## Task instructions:
Print every entry exactly as written.

## Extracted data:

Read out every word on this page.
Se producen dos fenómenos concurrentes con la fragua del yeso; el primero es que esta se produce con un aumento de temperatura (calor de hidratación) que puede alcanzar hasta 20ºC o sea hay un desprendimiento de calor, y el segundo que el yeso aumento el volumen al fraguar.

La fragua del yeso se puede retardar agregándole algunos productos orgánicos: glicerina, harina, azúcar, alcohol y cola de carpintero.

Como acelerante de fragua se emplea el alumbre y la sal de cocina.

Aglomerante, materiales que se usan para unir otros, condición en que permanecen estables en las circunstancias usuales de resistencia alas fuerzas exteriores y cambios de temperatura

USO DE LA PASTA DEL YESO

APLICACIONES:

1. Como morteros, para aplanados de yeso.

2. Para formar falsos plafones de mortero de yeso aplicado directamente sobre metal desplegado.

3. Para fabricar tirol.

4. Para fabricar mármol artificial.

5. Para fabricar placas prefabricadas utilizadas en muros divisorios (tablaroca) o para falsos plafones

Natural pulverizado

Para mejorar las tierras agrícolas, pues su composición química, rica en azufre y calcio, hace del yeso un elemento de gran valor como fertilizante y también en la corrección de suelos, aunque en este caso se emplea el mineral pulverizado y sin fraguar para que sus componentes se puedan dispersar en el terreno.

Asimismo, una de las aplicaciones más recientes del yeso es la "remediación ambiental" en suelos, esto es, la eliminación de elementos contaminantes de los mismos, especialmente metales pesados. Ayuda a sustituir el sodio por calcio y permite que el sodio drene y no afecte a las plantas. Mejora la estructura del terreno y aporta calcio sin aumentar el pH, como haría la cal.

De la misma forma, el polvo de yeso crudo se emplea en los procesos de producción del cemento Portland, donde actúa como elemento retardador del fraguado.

## Exercise solution:
Read out every word on this page.
Se producen dos fenómenos concurrentes con la fragua del yeso; el primero es que esta se produce con un aumento de temperatura (calor de hidratación) que puede alcanzar hasta 20ºC o sea hay un desprendimiento de calor, y el segundo que el yeso aumento el volumen al fraguar.

La fragua del yeso se puede retardar agregándole algunos productos orgánicos: glicerina, harina, azúcar, alcohol y cola de carpintero.

Como acelerante de fragua se emplea el alumbre y la sal de cocina.

Aglomerante, materiales que se usan para unir otros, condición en que permanecen estables en las circunstancias usuales de resistencia alas fuerzas exteriores y cambios de temperatura

USO DE LA PASTA DEL YESO

APLICACIONES:

1. Como morteros, para aplanados de yeso.

2. Para formar falsos plafones de mortero de yeso aplicado directamente sobre metal desplegado.

3. Para fabricar tirol.

4. Para fabricar mármol artificial.

5. Para fabricar placas prefabricadas utilizadas en muros divisorios (tablaroca) o para falsos plafones

Natural pulverizado

Para mejorar las tierras agrícolas, pues su composición química, rica en azufre y calcio, hace del yeso un elemento de gran valor como fertilizante y también en la corrección de suelos, aunque en este caso se emplea el mineral pulverizado y sin fraguar para que sus componentes se puedan dispersar en el terreno.

Asimismo, una de las aplicaciones más recientes del yeso es la "remediación ambiental" en suelos, esto es, la eliminación de elementos contaminantes de los mismos, especialmente metales pesados. Ayuda a sustituir el sodio por calcio y permite que el sodio drene y no afecte a las plantas. Mejora la estructura del terreno y aporta calcio sin aumentar el pH, como haría la cal.

De la misma forma, el polvo de yeso crudo se emplea en los procesos de producción del cemento Portland, donde actúa como elemento retardador del fraguado.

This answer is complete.